- **What is asked**
Using the data below, gather each line that includes the word "expression".

- **Supplied material**
=======

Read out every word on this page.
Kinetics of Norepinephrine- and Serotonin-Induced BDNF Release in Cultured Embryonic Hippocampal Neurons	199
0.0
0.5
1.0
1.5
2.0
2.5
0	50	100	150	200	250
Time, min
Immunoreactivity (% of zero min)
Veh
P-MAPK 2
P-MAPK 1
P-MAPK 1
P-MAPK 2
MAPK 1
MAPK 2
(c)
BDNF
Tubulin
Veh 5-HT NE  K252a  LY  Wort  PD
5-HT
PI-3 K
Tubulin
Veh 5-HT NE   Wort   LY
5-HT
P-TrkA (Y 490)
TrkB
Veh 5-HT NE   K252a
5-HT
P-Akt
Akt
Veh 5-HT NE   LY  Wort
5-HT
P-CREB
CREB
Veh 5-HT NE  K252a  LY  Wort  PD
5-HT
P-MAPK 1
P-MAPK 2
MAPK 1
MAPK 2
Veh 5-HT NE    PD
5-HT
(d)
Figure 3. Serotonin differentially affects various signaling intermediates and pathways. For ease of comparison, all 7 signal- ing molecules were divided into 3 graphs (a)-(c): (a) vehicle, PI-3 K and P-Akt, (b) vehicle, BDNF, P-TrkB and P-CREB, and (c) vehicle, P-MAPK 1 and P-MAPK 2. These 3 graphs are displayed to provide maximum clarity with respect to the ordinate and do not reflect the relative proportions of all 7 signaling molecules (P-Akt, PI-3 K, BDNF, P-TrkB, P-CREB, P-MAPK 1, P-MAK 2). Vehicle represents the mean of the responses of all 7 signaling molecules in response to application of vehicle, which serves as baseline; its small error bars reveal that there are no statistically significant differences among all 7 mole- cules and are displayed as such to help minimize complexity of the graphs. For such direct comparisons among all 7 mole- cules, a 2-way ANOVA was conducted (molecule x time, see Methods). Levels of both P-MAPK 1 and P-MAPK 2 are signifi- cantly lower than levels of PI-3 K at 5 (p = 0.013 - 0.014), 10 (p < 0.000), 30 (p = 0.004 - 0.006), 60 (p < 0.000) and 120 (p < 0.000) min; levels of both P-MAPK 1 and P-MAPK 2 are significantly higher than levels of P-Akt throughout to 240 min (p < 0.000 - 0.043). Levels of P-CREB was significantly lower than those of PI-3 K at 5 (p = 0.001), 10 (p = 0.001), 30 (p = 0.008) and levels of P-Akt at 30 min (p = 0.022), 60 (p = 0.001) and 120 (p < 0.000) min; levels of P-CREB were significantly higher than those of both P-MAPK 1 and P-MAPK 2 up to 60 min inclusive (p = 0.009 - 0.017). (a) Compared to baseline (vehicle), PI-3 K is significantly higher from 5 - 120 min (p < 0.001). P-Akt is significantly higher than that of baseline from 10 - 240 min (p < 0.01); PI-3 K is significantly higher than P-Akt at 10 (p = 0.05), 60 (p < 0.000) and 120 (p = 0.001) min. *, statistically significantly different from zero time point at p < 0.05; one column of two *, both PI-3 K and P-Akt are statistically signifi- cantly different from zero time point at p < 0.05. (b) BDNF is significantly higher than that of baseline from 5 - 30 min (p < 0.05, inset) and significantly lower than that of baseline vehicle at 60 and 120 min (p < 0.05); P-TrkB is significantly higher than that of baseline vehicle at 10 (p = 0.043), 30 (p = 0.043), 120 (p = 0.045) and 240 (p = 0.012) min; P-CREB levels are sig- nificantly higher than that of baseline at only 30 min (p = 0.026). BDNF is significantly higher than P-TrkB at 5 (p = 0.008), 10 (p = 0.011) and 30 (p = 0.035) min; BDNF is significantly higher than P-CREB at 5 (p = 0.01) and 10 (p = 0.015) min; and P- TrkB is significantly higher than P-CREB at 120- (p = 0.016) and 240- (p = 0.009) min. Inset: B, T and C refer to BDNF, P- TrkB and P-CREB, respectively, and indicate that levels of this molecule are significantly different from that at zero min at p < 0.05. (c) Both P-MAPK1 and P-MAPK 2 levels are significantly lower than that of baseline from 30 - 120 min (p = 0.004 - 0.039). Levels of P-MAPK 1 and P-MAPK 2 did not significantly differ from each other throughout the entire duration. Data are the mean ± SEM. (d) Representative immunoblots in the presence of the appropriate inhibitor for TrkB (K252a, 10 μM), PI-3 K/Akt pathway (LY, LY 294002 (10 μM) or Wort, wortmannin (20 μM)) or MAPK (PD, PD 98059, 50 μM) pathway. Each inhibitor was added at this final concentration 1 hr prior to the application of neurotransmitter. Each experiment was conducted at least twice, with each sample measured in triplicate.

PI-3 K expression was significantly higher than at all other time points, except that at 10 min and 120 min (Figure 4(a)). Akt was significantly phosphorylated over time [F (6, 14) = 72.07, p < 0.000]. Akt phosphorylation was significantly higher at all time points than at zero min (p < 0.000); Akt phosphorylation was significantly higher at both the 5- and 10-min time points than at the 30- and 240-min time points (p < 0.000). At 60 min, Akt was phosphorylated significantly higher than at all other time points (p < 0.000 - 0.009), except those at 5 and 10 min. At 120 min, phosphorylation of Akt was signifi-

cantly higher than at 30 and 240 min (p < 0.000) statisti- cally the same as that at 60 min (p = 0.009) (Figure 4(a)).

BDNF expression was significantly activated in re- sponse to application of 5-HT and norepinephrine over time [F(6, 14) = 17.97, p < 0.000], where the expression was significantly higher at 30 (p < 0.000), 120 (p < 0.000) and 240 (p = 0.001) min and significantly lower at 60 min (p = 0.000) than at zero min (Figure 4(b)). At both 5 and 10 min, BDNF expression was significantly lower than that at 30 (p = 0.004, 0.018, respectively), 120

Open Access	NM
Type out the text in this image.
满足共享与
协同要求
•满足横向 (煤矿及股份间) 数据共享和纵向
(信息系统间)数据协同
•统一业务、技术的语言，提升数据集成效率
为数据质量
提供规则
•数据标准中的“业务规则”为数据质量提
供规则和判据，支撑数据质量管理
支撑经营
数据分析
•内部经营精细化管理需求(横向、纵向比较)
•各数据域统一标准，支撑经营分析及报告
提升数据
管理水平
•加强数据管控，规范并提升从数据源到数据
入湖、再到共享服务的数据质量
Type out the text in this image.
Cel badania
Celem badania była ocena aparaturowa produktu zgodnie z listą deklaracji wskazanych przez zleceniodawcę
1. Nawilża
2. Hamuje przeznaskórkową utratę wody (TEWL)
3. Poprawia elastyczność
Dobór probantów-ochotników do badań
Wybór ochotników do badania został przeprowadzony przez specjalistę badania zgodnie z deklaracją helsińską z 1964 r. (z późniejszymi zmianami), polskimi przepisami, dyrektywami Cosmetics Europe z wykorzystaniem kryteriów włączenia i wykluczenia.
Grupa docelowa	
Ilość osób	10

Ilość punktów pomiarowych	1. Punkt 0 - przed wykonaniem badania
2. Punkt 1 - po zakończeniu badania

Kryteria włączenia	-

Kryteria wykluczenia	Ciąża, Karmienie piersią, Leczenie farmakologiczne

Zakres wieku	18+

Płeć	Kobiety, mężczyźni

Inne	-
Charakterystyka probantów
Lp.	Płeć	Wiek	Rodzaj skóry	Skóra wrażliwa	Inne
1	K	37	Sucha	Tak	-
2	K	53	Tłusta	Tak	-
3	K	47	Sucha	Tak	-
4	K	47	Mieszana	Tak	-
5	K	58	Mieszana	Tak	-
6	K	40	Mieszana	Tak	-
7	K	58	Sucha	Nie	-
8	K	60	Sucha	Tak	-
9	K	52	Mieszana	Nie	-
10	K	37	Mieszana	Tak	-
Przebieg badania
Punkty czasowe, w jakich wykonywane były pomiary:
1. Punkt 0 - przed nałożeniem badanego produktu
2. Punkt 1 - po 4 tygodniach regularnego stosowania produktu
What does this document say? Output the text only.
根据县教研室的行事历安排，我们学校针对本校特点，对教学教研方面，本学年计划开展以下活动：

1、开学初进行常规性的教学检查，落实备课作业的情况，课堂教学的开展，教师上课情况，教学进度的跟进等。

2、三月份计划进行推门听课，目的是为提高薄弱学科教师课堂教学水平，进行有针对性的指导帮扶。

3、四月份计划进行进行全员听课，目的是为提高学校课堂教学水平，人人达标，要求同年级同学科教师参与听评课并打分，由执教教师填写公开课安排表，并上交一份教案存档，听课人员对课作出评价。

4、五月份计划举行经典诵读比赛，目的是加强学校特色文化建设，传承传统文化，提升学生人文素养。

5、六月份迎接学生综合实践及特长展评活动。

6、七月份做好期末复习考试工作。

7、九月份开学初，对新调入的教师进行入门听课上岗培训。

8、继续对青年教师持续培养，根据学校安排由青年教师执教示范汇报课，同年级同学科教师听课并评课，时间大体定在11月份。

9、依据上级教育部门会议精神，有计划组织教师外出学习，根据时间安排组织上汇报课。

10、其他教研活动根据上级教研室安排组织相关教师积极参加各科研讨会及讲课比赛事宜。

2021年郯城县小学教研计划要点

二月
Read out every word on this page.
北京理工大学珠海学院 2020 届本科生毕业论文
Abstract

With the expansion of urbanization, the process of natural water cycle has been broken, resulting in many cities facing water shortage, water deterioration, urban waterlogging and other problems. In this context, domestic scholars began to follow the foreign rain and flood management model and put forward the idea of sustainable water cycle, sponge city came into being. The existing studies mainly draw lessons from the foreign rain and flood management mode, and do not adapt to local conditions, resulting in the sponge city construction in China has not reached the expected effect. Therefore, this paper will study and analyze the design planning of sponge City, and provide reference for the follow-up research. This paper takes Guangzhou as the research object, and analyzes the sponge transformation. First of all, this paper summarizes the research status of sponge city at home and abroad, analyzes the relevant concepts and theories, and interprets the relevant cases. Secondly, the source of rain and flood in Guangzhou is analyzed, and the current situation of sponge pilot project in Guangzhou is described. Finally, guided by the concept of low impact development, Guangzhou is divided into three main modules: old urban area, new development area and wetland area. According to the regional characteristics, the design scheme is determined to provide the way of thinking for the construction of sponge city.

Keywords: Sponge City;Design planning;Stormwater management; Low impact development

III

=======

- **Task answer**
PI-3 K expression was significantly higher than at all other time points, except that at 10 min and 120 min (Figure 4(a)). Akt was significantly phosphorylated over time [F (6, 14) = 72.07, p < 0.000]. Akt phosphorylation was significantly higher at all time points than at zero min (p < 0.000); Akt phosphorylation was significantly higher at both the 5- and 10-min time points than at the 30- and 240-min time points (p < 0.000). At 60 min, Akt was phosphorylated significantly higher than at all other time points (p < 0.000 - 0.009), except those at 5 and 10 min. At 120 min, phosphorylation of Akt was signifi-
BDNF expression was significantly activated in re- sponse to application of 5-HT and norepinephrine over time [F(6, 14) = 17.97, p < 0.000], where the expression was significantly higher at 30 (p < 0.000), 120 (p < 0.000) and 240 (p = 0.001) min and significantly lower at 60 min (p = 0.000) than at zero min (Figure 4(b)). At both 5 and 10 min, BDNF expression was significantly lower than that at 30 (p = 0.004, 0.018, respectively), 120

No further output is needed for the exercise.